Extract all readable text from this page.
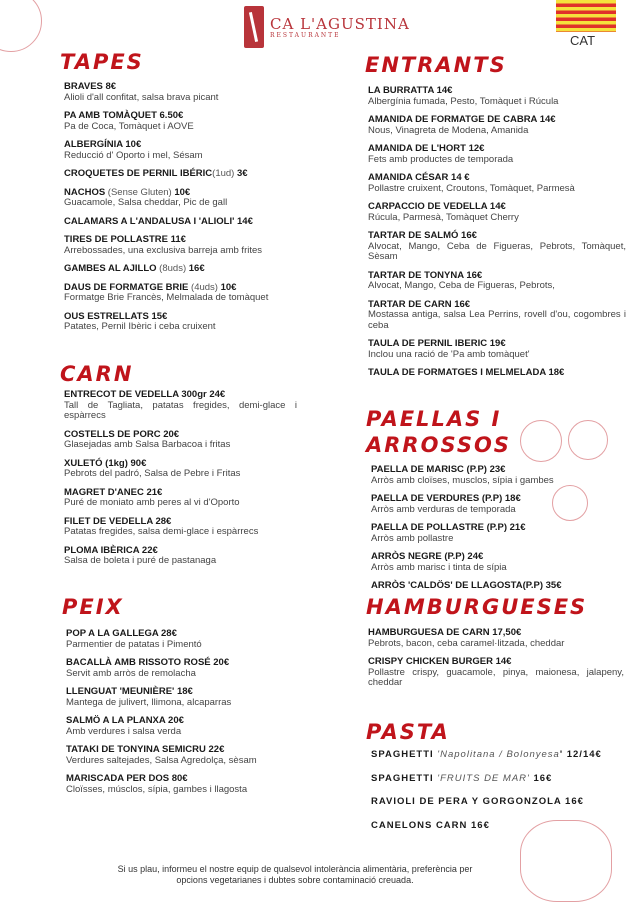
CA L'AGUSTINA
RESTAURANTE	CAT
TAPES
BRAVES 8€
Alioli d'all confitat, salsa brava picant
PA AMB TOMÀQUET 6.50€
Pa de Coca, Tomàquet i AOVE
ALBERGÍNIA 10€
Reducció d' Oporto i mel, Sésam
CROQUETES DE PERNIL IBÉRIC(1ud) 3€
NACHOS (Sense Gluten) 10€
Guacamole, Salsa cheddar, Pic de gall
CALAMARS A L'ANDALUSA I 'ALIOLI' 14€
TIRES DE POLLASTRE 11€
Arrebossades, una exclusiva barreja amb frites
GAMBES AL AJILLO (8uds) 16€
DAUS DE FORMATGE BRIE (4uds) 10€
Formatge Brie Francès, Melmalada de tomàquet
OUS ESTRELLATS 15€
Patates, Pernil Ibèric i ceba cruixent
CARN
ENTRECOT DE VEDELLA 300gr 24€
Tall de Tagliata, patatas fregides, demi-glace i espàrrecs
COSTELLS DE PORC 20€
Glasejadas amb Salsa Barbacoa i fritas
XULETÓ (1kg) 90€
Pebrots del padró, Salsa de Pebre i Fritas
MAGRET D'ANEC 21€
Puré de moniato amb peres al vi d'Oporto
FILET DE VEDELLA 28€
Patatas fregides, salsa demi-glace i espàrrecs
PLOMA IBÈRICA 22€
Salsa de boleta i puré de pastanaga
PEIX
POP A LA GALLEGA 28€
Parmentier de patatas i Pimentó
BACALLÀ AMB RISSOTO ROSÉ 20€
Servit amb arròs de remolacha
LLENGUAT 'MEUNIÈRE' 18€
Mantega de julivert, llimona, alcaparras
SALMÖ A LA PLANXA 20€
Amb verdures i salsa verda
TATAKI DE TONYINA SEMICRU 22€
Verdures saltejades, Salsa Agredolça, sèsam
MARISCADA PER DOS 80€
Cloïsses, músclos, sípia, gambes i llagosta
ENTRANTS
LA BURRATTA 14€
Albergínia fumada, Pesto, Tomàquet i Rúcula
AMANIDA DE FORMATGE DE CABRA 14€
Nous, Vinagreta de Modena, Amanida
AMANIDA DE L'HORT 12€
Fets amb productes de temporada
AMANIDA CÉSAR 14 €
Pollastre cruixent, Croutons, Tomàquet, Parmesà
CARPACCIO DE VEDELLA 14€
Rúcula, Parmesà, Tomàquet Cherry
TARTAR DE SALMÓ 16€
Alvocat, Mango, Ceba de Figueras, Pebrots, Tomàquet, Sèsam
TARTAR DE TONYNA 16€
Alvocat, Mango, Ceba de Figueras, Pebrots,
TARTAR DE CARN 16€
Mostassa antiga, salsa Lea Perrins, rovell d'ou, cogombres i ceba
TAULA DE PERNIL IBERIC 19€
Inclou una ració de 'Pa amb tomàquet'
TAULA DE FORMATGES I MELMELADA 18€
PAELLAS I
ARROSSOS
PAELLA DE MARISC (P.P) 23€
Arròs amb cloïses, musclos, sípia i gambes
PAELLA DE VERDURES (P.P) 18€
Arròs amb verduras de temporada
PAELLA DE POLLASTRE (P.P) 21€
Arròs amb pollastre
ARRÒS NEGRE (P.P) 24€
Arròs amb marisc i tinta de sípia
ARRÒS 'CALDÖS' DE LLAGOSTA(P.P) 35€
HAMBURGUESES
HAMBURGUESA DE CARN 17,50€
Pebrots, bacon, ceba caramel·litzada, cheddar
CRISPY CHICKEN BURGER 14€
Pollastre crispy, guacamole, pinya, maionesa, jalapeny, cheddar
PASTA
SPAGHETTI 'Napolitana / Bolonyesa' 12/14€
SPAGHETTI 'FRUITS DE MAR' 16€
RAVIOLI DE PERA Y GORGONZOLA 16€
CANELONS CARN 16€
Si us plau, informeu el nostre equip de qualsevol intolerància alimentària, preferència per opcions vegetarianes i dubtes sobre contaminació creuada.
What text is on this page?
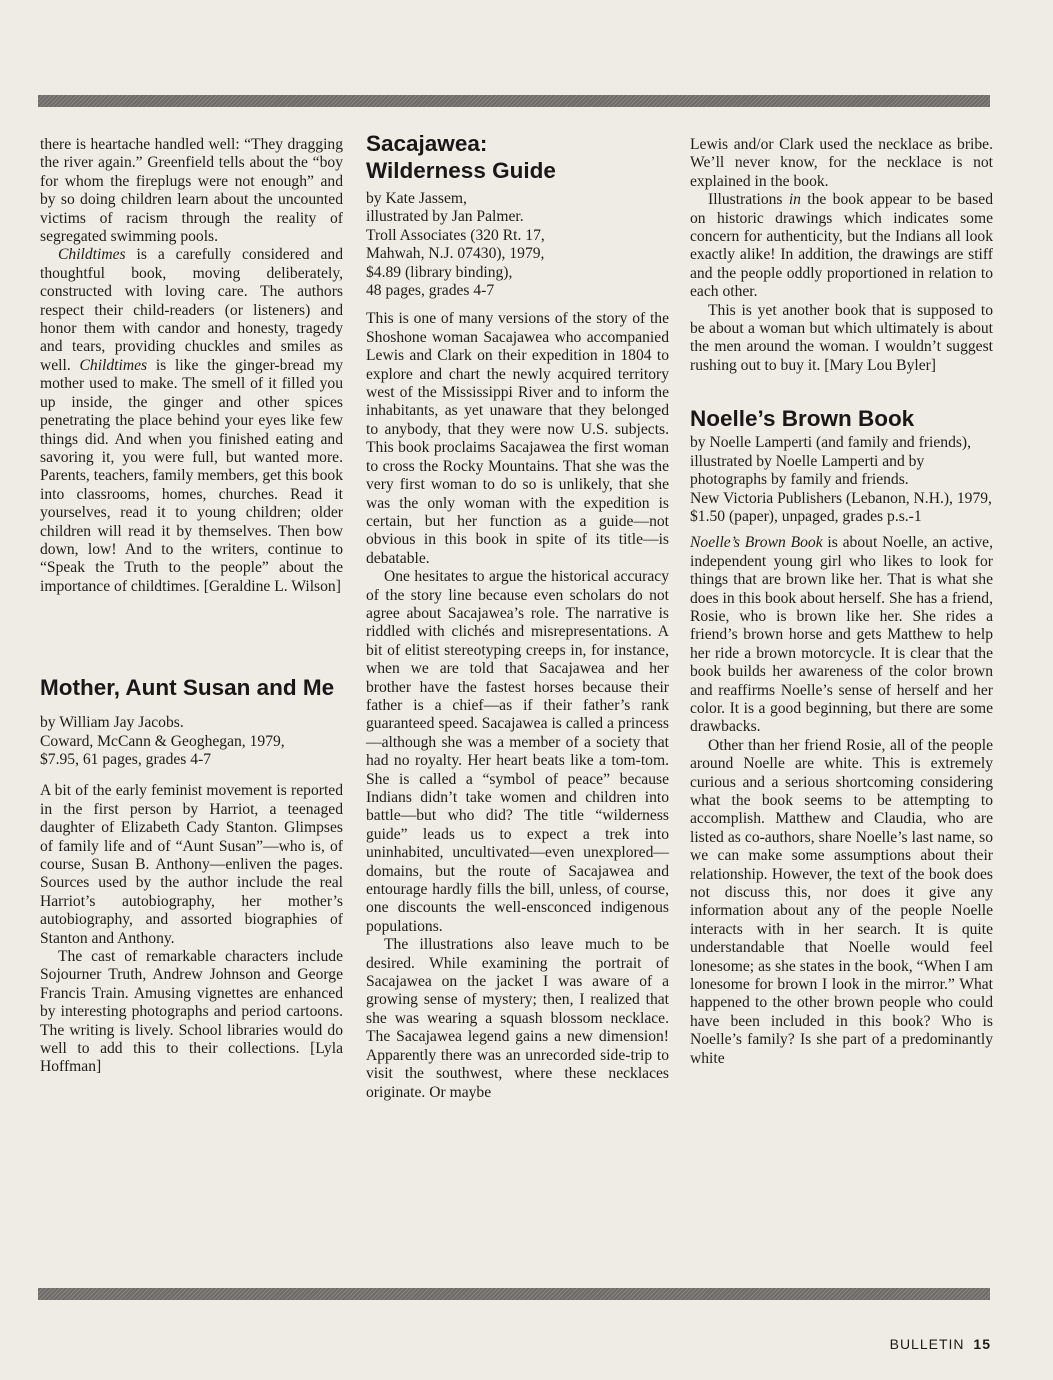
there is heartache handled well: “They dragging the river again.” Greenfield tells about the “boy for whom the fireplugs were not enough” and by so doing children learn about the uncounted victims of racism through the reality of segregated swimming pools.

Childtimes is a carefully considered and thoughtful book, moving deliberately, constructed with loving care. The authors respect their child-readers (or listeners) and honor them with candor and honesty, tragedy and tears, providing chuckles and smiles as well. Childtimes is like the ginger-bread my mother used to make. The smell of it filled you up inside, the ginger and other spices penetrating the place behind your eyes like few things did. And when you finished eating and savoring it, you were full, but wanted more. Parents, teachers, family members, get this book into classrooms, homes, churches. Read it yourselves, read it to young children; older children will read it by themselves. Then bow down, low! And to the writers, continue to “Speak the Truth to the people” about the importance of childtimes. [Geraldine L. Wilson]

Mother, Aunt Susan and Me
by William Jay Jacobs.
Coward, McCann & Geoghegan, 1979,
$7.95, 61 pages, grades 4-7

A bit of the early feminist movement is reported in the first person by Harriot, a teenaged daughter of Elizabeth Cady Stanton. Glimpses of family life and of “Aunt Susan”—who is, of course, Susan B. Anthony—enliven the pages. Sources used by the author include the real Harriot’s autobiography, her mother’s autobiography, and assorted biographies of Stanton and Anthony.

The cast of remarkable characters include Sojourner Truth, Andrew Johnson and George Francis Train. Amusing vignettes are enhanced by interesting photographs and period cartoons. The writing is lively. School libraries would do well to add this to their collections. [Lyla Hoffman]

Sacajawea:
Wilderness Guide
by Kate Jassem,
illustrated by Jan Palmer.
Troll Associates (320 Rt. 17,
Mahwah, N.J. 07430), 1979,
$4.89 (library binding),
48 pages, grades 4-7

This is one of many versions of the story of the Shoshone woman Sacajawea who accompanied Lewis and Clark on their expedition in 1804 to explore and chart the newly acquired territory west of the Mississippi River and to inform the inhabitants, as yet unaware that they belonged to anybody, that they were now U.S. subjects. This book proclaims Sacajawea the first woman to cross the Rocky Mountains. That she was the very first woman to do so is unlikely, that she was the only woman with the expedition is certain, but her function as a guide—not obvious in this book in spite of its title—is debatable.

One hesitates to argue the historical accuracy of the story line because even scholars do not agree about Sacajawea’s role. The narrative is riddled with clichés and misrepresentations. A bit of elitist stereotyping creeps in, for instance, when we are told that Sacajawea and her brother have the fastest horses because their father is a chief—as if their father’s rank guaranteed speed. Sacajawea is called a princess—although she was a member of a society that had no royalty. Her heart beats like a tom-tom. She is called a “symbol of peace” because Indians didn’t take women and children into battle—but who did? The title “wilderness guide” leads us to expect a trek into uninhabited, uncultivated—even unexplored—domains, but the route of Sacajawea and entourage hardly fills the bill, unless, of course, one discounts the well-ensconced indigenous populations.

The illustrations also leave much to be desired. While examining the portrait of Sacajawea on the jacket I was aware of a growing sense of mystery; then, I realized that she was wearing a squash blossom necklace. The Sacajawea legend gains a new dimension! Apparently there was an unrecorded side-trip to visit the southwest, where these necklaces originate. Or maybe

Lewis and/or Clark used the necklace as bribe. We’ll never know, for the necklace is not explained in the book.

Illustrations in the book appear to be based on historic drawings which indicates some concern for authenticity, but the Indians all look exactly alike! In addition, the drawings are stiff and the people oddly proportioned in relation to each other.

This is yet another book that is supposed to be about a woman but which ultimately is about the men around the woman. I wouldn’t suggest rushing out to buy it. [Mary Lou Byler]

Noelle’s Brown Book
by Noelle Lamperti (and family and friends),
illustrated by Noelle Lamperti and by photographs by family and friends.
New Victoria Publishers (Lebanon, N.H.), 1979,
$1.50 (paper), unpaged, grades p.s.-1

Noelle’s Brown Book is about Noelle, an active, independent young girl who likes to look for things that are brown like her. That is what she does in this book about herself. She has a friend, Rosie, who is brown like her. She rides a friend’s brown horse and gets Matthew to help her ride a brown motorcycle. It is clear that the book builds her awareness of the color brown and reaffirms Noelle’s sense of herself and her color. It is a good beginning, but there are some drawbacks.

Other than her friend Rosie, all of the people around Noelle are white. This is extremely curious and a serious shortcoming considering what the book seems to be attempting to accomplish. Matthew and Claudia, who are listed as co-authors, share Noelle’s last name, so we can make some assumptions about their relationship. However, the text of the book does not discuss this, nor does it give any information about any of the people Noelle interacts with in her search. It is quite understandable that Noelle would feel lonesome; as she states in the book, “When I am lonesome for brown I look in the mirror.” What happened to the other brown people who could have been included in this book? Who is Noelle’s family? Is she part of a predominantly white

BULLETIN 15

┄┄┄┄┄┄┄┄┄┄

= YOUR TASK =
Copy every line in the entries above that has the string "sípia" in it.

= WORKED SOLUTION =
Cloïsses, músclos, sípia, gambes i llagosta
Arròs amb cloïses, musclos, sípia i gambes
Arròs amb marisc i tinta de sípia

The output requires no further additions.